■ **What to produce**:
Report all lines holding "KSIs".

╭──

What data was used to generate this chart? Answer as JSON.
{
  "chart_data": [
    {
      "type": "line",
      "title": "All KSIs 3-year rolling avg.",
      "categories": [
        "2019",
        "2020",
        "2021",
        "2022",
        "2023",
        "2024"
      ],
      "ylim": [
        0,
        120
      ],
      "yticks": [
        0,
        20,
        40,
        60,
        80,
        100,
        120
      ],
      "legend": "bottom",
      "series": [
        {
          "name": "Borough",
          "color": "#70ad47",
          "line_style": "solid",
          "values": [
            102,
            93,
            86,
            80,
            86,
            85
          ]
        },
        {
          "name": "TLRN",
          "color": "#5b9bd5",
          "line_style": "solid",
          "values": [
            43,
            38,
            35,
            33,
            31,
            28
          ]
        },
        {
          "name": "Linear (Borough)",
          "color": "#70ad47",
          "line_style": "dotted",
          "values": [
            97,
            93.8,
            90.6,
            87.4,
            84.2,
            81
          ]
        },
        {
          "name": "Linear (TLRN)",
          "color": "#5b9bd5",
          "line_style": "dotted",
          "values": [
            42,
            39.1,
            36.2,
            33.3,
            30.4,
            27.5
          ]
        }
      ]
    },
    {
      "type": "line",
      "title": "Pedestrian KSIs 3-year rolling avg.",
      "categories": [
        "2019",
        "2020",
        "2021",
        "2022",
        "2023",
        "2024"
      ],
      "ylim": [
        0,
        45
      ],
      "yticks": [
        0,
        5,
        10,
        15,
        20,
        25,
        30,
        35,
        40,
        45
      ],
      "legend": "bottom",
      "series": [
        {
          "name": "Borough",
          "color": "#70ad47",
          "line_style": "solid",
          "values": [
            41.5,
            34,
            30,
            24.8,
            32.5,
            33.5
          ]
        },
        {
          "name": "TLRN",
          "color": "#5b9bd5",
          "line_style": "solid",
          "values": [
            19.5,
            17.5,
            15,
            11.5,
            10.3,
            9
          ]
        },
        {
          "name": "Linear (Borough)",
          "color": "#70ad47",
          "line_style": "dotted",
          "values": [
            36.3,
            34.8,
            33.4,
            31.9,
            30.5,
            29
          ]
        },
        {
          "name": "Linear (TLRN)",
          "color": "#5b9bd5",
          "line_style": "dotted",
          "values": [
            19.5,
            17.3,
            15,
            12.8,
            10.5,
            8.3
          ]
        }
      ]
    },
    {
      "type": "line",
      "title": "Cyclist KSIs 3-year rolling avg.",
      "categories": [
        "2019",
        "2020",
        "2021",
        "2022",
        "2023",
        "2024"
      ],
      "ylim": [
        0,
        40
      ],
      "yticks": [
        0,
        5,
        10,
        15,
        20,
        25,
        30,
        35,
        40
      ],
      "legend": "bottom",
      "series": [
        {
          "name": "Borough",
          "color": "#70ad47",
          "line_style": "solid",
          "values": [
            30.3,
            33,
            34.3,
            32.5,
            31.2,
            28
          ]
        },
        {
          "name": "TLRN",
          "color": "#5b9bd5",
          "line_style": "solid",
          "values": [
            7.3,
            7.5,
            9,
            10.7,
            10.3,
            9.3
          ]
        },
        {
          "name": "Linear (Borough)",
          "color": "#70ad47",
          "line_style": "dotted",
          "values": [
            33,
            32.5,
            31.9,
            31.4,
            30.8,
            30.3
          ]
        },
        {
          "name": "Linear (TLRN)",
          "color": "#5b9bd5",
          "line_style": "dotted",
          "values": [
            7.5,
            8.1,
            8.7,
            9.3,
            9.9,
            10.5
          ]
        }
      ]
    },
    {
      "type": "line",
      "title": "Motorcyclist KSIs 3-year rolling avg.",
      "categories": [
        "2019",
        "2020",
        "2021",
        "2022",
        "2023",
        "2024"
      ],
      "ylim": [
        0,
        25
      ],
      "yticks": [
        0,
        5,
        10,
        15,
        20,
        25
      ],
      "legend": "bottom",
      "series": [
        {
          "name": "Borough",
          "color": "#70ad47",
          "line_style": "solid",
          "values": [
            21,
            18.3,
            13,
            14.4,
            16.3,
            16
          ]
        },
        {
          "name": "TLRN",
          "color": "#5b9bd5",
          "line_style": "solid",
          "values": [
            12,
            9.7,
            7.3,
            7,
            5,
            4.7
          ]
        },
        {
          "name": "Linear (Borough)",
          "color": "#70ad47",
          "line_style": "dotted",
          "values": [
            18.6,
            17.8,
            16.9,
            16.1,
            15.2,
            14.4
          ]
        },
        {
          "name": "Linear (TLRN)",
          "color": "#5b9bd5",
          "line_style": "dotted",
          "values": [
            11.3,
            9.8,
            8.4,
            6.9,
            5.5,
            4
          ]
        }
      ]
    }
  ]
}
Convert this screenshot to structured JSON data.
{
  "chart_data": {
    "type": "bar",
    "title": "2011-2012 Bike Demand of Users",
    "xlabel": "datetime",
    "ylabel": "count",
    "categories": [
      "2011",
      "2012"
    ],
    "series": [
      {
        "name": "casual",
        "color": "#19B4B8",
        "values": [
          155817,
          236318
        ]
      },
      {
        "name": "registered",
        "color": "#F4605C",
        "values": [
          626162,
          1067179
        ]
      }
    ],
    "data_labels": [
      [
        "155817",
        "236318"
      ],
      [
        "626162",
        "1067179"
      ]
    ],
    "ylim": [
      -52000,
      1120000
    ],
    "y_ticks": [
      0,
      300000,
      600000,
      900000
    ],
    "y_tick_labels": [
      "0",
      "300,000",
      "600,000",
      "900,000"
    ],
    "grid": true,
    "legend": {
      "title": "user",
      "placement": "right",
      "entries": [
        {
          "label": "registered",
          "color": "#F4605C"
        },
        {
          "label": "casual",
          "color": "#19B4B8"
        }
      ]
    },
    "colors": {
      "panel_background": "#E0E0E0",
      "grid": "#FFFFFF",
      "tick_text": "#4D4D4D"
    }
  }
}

╰──

■ **Response to this task**:
      "title": "All KSIs 3-year rolling avg.",
      "title": "Pedestrian KSIs 3-year rolling avg.",
      "title": "Cyclist KSIs 3-year rolling avg.",
      "title": "Motorcyclist KSIs 3-year rolling avg.",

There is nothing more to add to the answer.